Records about charts and figures:
** start **

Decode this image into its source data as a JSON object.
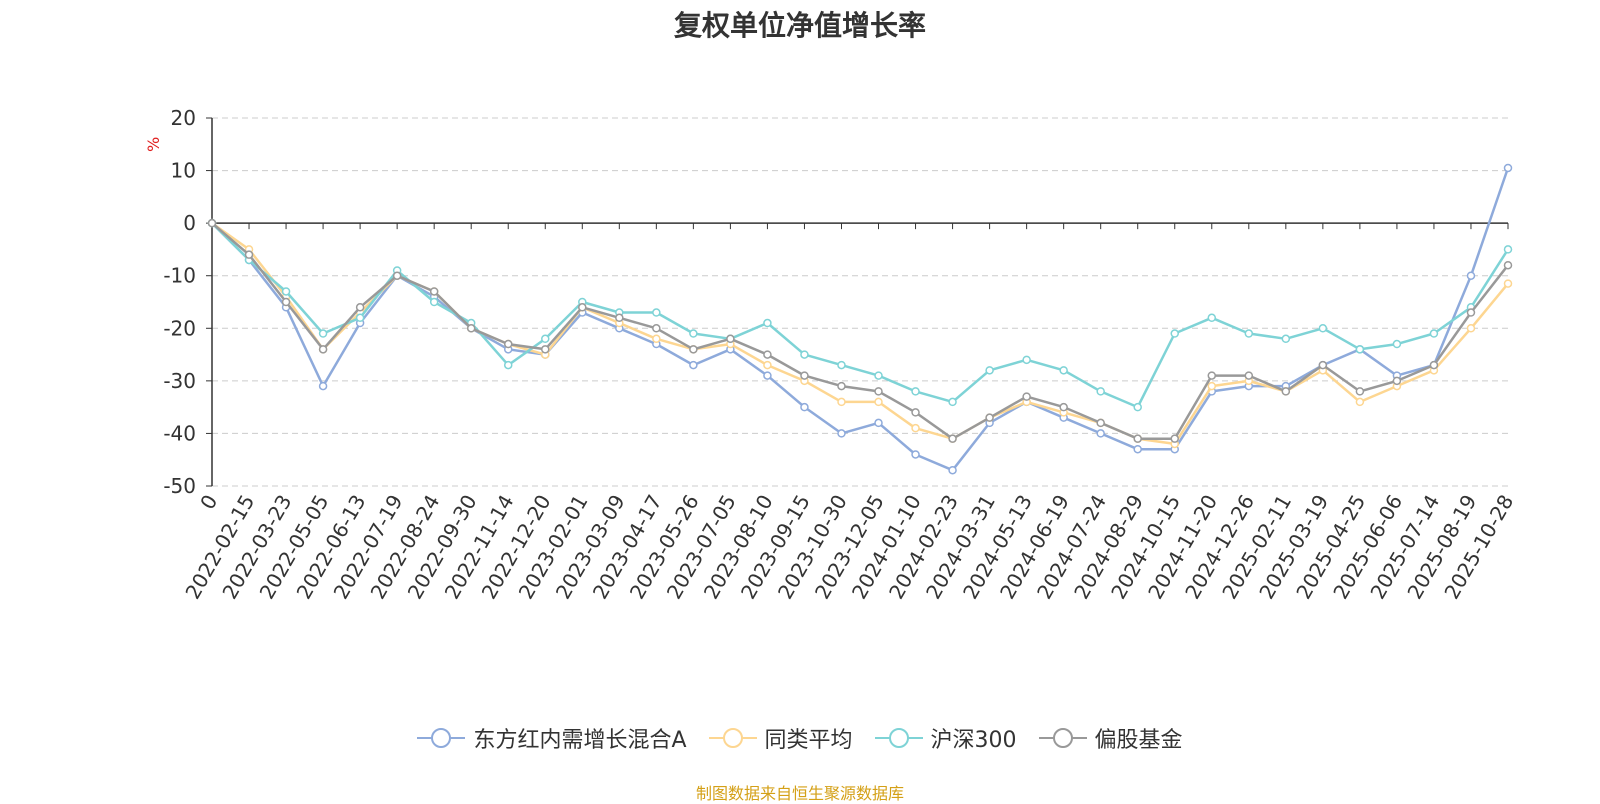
{
  "chart_data": {
    "type": "line",
    "title": "复权单位净值增长率",
    "ylabel": "%",
    "ylim": [
      -50,
      20
    ],
    "yticks": [
      20,
      10,
      0,
      -10,
      -20,
      -30,
      -40,
      -50
    ],
    "grid": true,
    "legend_position": "bottom",
    "x": [
      "0",
      "2022-02-15",
      "2022-03-23",
      "2022-05-05",
      "2022-06-13",
      "2022-07-19",
      "2022-08-24",
      "2022-09-30",
      "2022-11-14",
      "2022-12-20",
      "2023-02-01",
      "2023-03-09",
      "2023-04-17",
      "2023-05-26",
      "2023-07-05",
      "2023-08-10",
      "2023-09-15",
      "2023-10-30",
      "2023-12-05",
      "2024-01-10",
      "2024-02-23",
      "2024-03-31",
      "2024-05-13",
      "2024-06-19",
      "2024-07-24",
      "2024-08-29",
      "2024-10-15",
      "2024-11-20",
      "2024-12-26",
      "2025-02-11",
      "2025-03-19",
      "2025-04-25",
      "2025-06-06",
      "2025-07-14",
      "2025-08-19",
      "2025-10-28"
    ],
    "series": [
      {
        "name": "东方红内需增长混合A",
        "color": "#8eaadb",
        "values": [
          0,
          -7,
          -16,
          -31,
          -19,
          -10,
          -14,
          -20,
          -24,
          -25,
          -17,
          -20,
          -23,
          -27,
          -24,
          -29,
          -35,
          -40,
          -38,
          -44,
          -47,
          -38,
          -34,
          -37,
          -40,
          -43,
          -43,
          -32,
          -31,
          -31,
          -27,
          -24,
          -29,
          -27,
          -10,
          10.5
        ]
      },
      {
        "name": "同类平均",
        "color": "#fdd691",
        "values": [
          0,
          -5,
          -14,
          -24,
          -17,
          -10,
          -13,
          -20,
          -23,
          -25,
          -16,
          -19,
          -22,
          -24,
          -23,
          -27,
          -30,
          -34,
          -34,
          -39,
          -41,
          -37,
          -34,
          -36,
          -38,
          -41,
          -42,
          -31,
          -30,
          -32,
          -28,
          -34,
          -31,
          -28,
          -20,
          -11.5
        ]
      },
      {
        "name": "沪深300",
        "color": "#7ed3d6",
        "values": [
          0,
          -7,
          -13,
          -21,
          -18,
          -9,
          -15,
          -19,
          -27,
          -22,
          -15,
          -17,
          -17,
          -21,
          -22,
          -19,
          -25,
          -27,
          -29,
          -32,
          -34,
          -28,
          -26,
          -28,
          -32,
          -35,
          -21,
          -18,
          -21,
          -22,
          -20,
          -24,
          -23,
          -21,
          -16,
          -5
        ]
      },
      {
        "name": "偏股基金",
        "color": "#999999",
        "values": [
          0,
          -6,
          -15,
          -24,
          -16,
          -10,
          -13,
          -20,
          -23,
          -24,
          -16,
          -18,
          -20,
          -24,
          -22,
          -25,
          -29,
          -31,
          -32,
          -36,
          -41,
          -37,
          -33,
          -35,
          -38,
          -41,
          -41,
          -29,
          -29,
          -32,
          -27,
          -32,
          -30,
          -27,
          -17,
          -8
        ]
      }
    ]
  },
  "source": "制图数据来自恒生聚源数据库"
}
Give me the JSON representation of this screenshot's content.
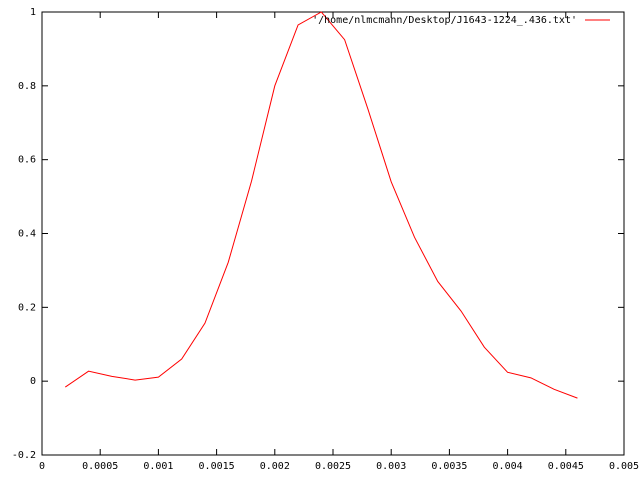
{
  "chart_data": {
    "type": "line",
    "x": [
      0.0002,
      0.0004,
      0.0006,
      0.0008,
      0.001,
      0.0012,
      0.0014,
      0.0016,
      0.0018,
      0.002,
      0.0022,
      0.0024,
      0.0026,
      0.0028,
      0.003,
      0.0032,
      0.0034,
      0.0036,
      0.0038,
      0.004,
      0.0042,
      0.0044,
      0.0046
    ],
    "series": [
      {
        "name": "'/home/nlmcmann/Desktop/J1643-1224_.436.txt'",
        "color": "#ff0000",
        "values": [
          -0.016,
          0.027,
          0.013,
          0.003,
          0.011,
          0.06,
          0.157,
          0.322,
          0.542,
          0.8,
          0.965,
          1.0,
          0.925,
          0.737,
          0.54,
          0.39,
          0.27,
          0.19,
          0.092,
          0.024,
          0.009,
          -0.022,
          -0.046
        ]
      }
    ],
    "xlim": [
      0,
      0.005
    ],
    "xticks": [
      0,
      0.0005,
      0.001,
      0.0015,
      0.002,
      0.0025,
      0.003,
      0.0035,
      0.004,
      0.0045,
      0.005
    ],
    "ylim": [
      -0.2,
      1
    ],
    "yticks": [
      -0.2,
      0,
      0.2,
      0.4,
      0.6,
      0.8,
      1
    ],
    "legend": "top-right"
  }
}
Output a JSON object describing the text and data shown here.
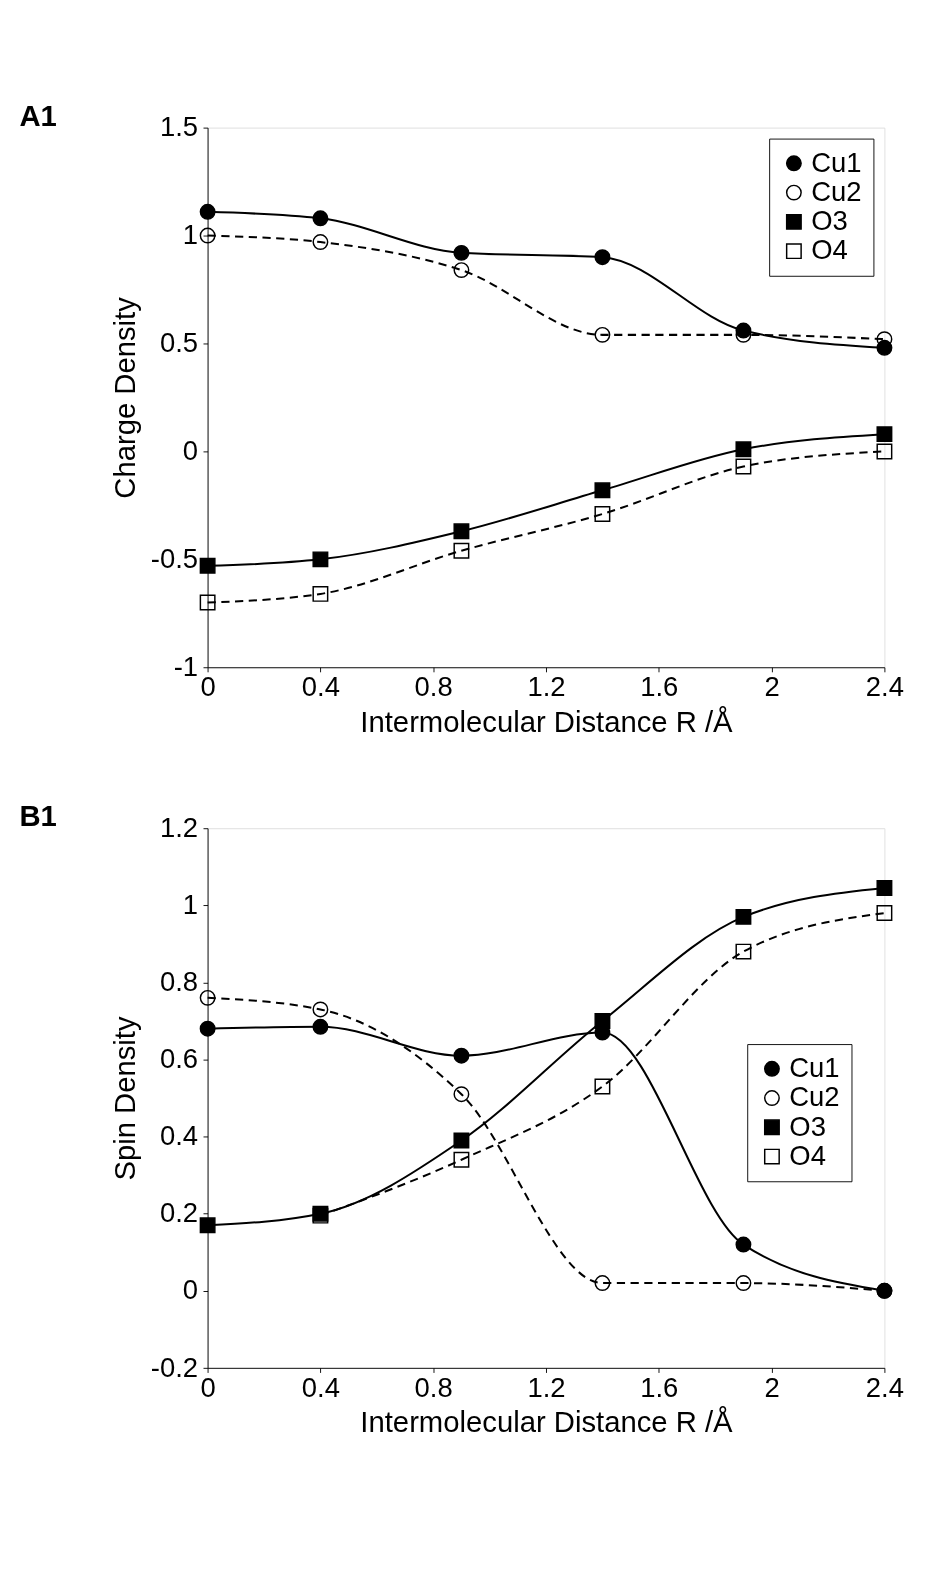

** end **

Your task is to set down the records shown above exactly, minus any pictures.

Decode this image into its source data as a JSON object.
{
  "chart_data": {
    "type": "line",
    "title": "复权单位净值增长率",
    "ylabel": "%",
    "ylim": [
      -50,
      20
    ],
    "yticks": [
      20,
      10,
      0,
      -10,
      -20,
      -30,
      -40,
      -50
    ],
    "grid": true,
    "legend_position": "bottom",
    "x": [
      "0",
      "2022-02-15",
      "2022-03-23",
      "2022-05-05",
      "2022-06-13",
      "2022-07-19",
      "2022-08-24",
      "2022-09-30",
      "2022-11-14",
      "2022-12-20",
      "2023-02-01",
      "2023-03-09",
      "2023-04-17",
      "2023-05-26",
      "2023-07-05",
      "2023-08-10",
      "2023-09-15",
      "2023-10-30",
      "2023-12-05",
      "2024-01-10",
      "2024-02-23",
      "2024-03-31",
      "2024-05-13",
      "2024-06-19",
      "2024-07-24",
      "2024-08-29",
      "2024-10-15",
      "2024-11-20",
      "2024-12-26",
      "2025-02-11",
      "2025-03-19",
      "2025-04-25",
      "2025-06-06",
      "2025-07-14",
      "2025-08-19",
      "2025-10-28"
    ],
    "series": [
      {
        "name": "东方红内需增长混合A",
        "color": "#8eaadb",
        "values": [
          0,
          -7,
          -16,
          -31,
          -19,
          -10,
          -14,
          -20,
          -24,
          -25,
          -17,
          -20,
          -23,
          -27,
          -24,
          -29,
          -35,
          -40,
          -38,
          -44,
          -47,
          -38,
          -34,
          -37,
          -40,
          -43,
          -43,
          -32,
          -31,
          -31,
          -27,
          -24,
          -29,
          -27,
          -10,
          10.5
        ]
      },
      {
        "name": "同类平均",
        "color": "#fdd691",
        "values": [
          0,
          -5,
          -14,
          -24,
          -17,
          -10,
          -13,
          -20,
          -23,
          -25,
          -16,
          -19,
          -22,
          -24,
          -23,
          -27,
          -30,
          -34,
          -34,
          -39,
          -41,
          -37,
          -34,
          -36,
          -38,
          -41,
          -42,
          -31,
          -30,
          -32,
          -28,
          -34,
          -31,
          -28,
          -20,
          -11.5
        ]
      },
      {
        "name": "沪深300",
        "color": "#7ed3d6",
        "values": [
          0,
          -7,
          -13,
          -21,
          -18,
          -9,
          -15,
          -19,
          -27,
          -22,
          -15,
          -17,
          -17,
          -21,
          -22,
          -19,
          -25,
          -27,
          -29,
          -32,
          -34,
          -28,
          -26,
          -28,
          -32,
          -35,
          -21,
          -18,
          -21,
          -22,
          -20,
          -24,
          -23,
          -21,
          -16,
          -5
        ]
      },
      {
        "name": "偏股基金",
        "color": "#999999",
        "values": [
          0,
          -6,
          -15,
          -24,
          -16,
          -10,
          -13,
          -20,
          -23,
          -24,
          -16,
          -18,
          -20,
          -24,
          -22,
          -25,
          -29,
          -31,
          -32,
          -36,
          -41,
          -37,
          -33,
          -35,
          -38,
          -41,
          -41,
          -29,
          -29,
          -32,
          -27,
          -32,
          -30,
          -27,
          -17,
          -8
        ]
      }
    ]
  },
  "source": "制图数据来自恒生聚源数据库"
}
Give me the JSON representation of this screenshot's content.
{
  "chart_data": {
    "type": "line",
    "x": [
      0.0002,
      0.0004,
      0.0006,
      0.0008,
      0.001,
      0.0012,
      0.0014,
      0.0016,
      0.0018,
      0.002,
      0.0022,
      0.0024,
      0.0026,
      0.0028,
      0.003,
      0.0032,
      0.0034,
      0.0036,
      0.0038,
      0.004,
      0.0042,
      0.0044,
      0.0046
    ],
    "series": [
      {
        "name": "'/home/nlmcmann/Desktop/J1643-1224_.436.txt'",
        "color": "#ff0000",
        "values": [
          -0.016,
          0.027,
          0.013,
          0.003,
          0.011,
          0.06,
          0.157,
          0.322,
          0.542,
          0.8,
          0.965,
          1.0,
          0.925,
          0.737,
          0.54,
          0.39,
          0.27,
          0.19,
          0.092,
          0.024,
          0.009,
          -0.022,
          -0.046
        ]
      }
    ],
    "xlim": [
      0,
      0.005
    ],
    "xticks": [
      0,
      0.0005,
      0.001,
      0.0015,
      0.002,
      0.0025,
      0.003,
      0.0035,
      0.004,
      0.0045,
      0.005
    ],
    "ylim": [
      -0.2,
      1
    ],
    "yticks": [
      -0.2,
      0,
      0.2,
      0.4,
      0.6,
      0.8,
      1
    ],
    "legend": "top-right"
  }
}
Output a JSON object describing the text and data shown here.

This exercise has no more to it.